- Selection -
-------

One issue that has emerged over the last few days has been the ‘Hatfield House summit’, and the attempt brokered by shadow Northern Ireland Secretary Owen Paterson and Lord Salisbury to secure an electoral pact between the Ulster Unionists and Democratic Unionists. The consequences of this have attracted widespread criticism, whether from UK Labour government spokesmen, Guardian journalists like Nicholas Watt or Henry McDonald, or politicians like Sylvia Hermon MP (a Unionist but not a Tory) or prospective Conservative candidates Sheila Davidson and Peter McCann (Tories but not Unionists). About its only defender appears to be Ben Brogan in the Telegraph, though his reasoning hardly strikes me as cogent.
Generally, I’ve been inclined to think that Conservative devolution policy in general is more consistent and thought-through than many do. It seems to me to be based on the idea of a clearer division of functions between UK and devolved levels, an attempt to improve relations between them by greater ‘respect’, and a stronger assertion of the UK dimension as a result. It’s therefore a strategy that recognises devolution as an important part of how the UK works, but puts it into a Unionist framework as well. In many ways, it’s a classic Tory policy, borrowing elements of the approach used successfully by the Canadian Conservatives immediately after Stephen Harper became prime minister, as well as British Conservative thinking.

-------

- Data listing -
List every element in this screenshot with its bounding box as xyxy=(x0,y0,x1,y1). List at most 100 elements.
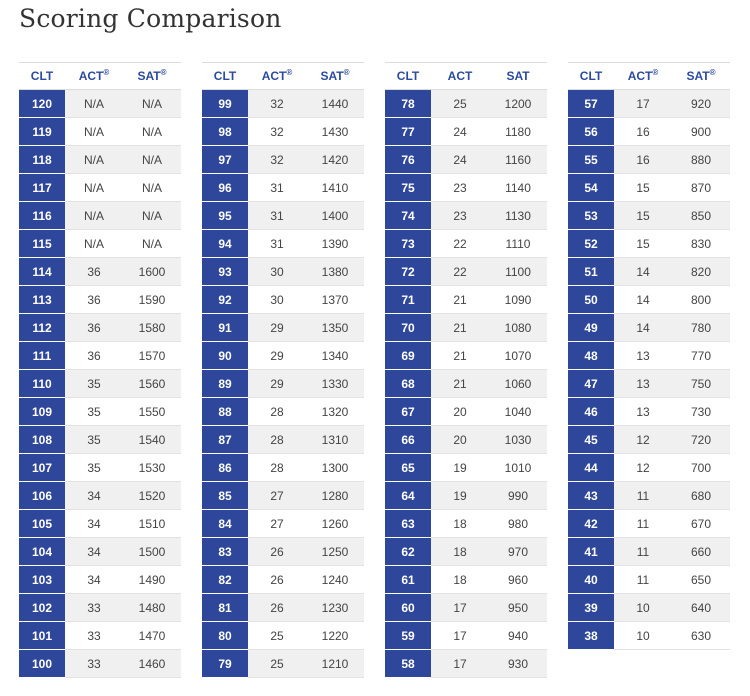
act-cell: 33 xyxy=(65,622,123,650)
act-cell: 15 xyxy=(614,230,672,258)
table-row: 60 17 950 xyxy=(385,594,547,622)
sat-cell: 1520 xyxy=(123,482,181,510)
clt-cell: 97 xyxy=(202,146,248,174)
table-row: 79 25 1210 xyxy=(202,650,364,678)
table-row: 114 36 1600 xyxy=(19,258,181,286)
table-row: 50 14 800 xyxy=(568,286,730,314)
column-header-act: ACT xyxy=(431,62,489,90)
act-cell: 24 xyxy=(431,146,489,174)
sat-cell: 1040 xyxy=(489,398,547,426)
clt-cell: 57 xyxy=(568,90,614,118)
table-row: 91 29 1350 xyxy=(202,314,364,342)
table-row: 57 17 920 xyxy=(568,90,730,118)
table-row: 106 34 1520 xyxy=(19,482,181,510)
sat-cell: 1560 xyxy=(123,370,181,398)
sat-cell: 1580 xyxy=(123,314,181,342)
act-cell: 12 xyxy=(614,426,672,454)
clt-cell: 68 xyxy=(385,370,431,398)
table-row: 53 15 850 xyxy=(568,202,730,230)
sat-cell: 1430 xyxy=(306,118,364,146)
clt-cell: 44 xyxy=(568,454,614,482)
header-row: CLT ACT® SAT® xyxy=(19,62,181,90)
registered-mark: ® xyxy=(343,68,350,77)
act-cell: 35 xyxy=(65,370,123,398)
table-row: 96 31 1410 xyxy=(202,174,364,202)
act-cell: 30 xyxy=(248,286,306,314)
sat-cell: 880 xyxy=(672,146,730,174)
clt-cell: 50 xyxy=(568,286,614,314)
sat-cell: 1500 xyxy=(123,538,181,566)
clt-cell: 55 xyxy=(568,146,614,174)
clt-cell: 78 xyxy=(385,90,431,118)
clt-cell: 103 xyxy=(19,566,65,594)
header-row: CLT ACT® SAT® xyxy=(202,62,364,90)
act-cell: 34 xyxy=(65,538,123,566)
act-cell: N/A xyxy=(65,146,123,174)
act-cell: 25 xyxy=(248,650,306,678)
sat-cell: 1280 xyxy=(306,482,364,510)
clt-cell: 87 xyxy=(202,426,248,454)
clt-cell: 72 xyxy=(385,258,431,286)
table-row: 68 21 1060 xyxy=(385,370,547,398)
act-cell: 19 xyxy=(431,482,489,510)
column-header-label: SAT xyxy=(686,69,710,83)
sat-cell: 800 xyxy=(672,286,730,314)
clt-cell: 94 xyxy=(202,230,248,258)
clt-cell: 92 xyxy=(202,286,248,314)
sat-cell: 830 xyxy=(672,230,730,258)
clt-cell: 42 xyxy=(568,510,614,538)
act-cell: N/A xyxy=(65,118,123,146)
table-row: 51 14 820 xyxy=(568,258,730,286)
table-row: 62 18 970 xyxy=(385,538,547,566)
act-cell: N/A xyxy=(65,90,123,118)
column-header-label: ACT xyxy=(78,69,104,83)
sat-cell: 780 xyxy=(672,314,730,342)
table-row: 73 22 1110 xyxy=(385,230,547,258)
clt-cell: 86 xyxy=(202,454,248,482)
clt-cell: 62 xyxy=(385,538,431,566)
act-cell: 34 xyxy=(65,566,123,594)
clt-cell: 93 xyxy=(202,258,248,286)
column-header-act: ACT® xyxy=(248,62,306,90)
sat-cell: 1510 xyxy=(123,510,181,538)
act-cell: 28 xyxy=(248,454,306,482)
sat-cell: 1300 xyxy=(306,454,364,482)
act-cell: 29 xyxy=(248,342,306,370)
column-header-sat: SAT® xyxy=(672,62,730,90)
sat-cell: 1180 xyxy=(489,118,547,146)
sat-cell: 850 xyxy=(672,202,730,230)
table-row: 59 17 940 xyxy=(385,622,547,650)
act-cell: 17 xyxy=(431,594,489,622)
table-row: 94 31 1390 xyxy=(202,230,364,258)
act-cell: 36 xyxy=(65,314,123,342)
sat-cell: 1380 xyxy=(306,258,364,286)
act-cell: 32 xyxy=(248,90,306,118)
table-row: 100 33 1460 xyxy=(19,650,181,678)
sat-cell: 1460 xyxy=(123,650,181,678)
act-cell: 21 xyxy=(431,370,489,398)
sat-cell: 920 xyxy=(672,90,730,118)
act-cell: 33 xyxy=(65,650,123,678)
act-cell: 36 xyxy=(65,342,123,370)
sat-cell: 1310 xyxy=(306,426,364,454)
table-row: 56 16 900 xyxy=(568,118,730,146)
table-row: 44 12 700 xyxy=(568,454,730,482)
column-header-sat: SAT xyxy=(489,62,547,90)
table-row: 101 33 1470 xyxy=(19,622,181,650)
act-cell: 17 xyxy=(431,622,489,650)
column-header-label: CLT xyxy=(396,69,420,83)
table-row: 115 N/A N/A xyxy=(19,230,181,258)
sat-cell: 1600 xyxy=(123,258,181,286)
score-table-4: CLT ACT® SAT® 57 17 920 56 16 900 55 16 880 54 15 870 5… xyxy=(568,62,730,650)
act-cell: 32 xyxy=(248,118,306,146)
act-cell: 18 xyxy=(431,566,489,594)
sat-cell: 1570 xyxy=(123,342,181,370)
table-row: 87 28 1310 xyxy=(202,426,364,454)
act-cell: 23 xyxy=(431,202,489,230)
sat-cell: 940 xyxy=(489,622,547,650)
act-cell: 16 xyxy=(614,146,672,174)
clt-cell: 64 xyxy=(385,482,431,510)
act-cell: 14 xyxy=(614,286,672,314)
clt-cell: 104 xyxy=(19,538,65,566)
clt-cell: 51 xyxy=(568,258,614,286)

-------

- Your tasks -
a. According to the passage on the Hatfield House summit, who appears to be about the only defender of the attempted electoral pact?
b. Duplicate the rows, beginning with the line that contains "act-cell: 33 xyxy=(65,622,123,650)" and stopping after the line that contains "clt-cell: 57 xyxy=(568,90,614,118)".
The passage on the Hatfield House summit and the rows are unrelated material.

- The answers -
a. Ben Brogan in the Telegraph.

b.
act-cell: 33 xyxy=(65,622,123,650)
act-cell: 15 xyxy=(614,230,672,258)
table-row: 60 17 950 xyxy=(385,594,547,622)
sat-cell: 1520 xyxy=(123,482,181,510)
clt-cell: 97 xyxy=(202,146,248,174)
table-row: 79 25 1210 xyxy=(202,650,364,678)
table-row: 114 36 1600 xyxy=(19,258,181,286)
table-row: 50 14 800 xyxy=(568,286,730,314)
column-header-act: ACT xyxy=(431,62,489,90)
act-cell: 24 xyxy=(431,146,489,174)
sat-cell: 1040 xyxy=(489,398,547,426)
clt-cell: 57 xyxy=(568,90,614,118)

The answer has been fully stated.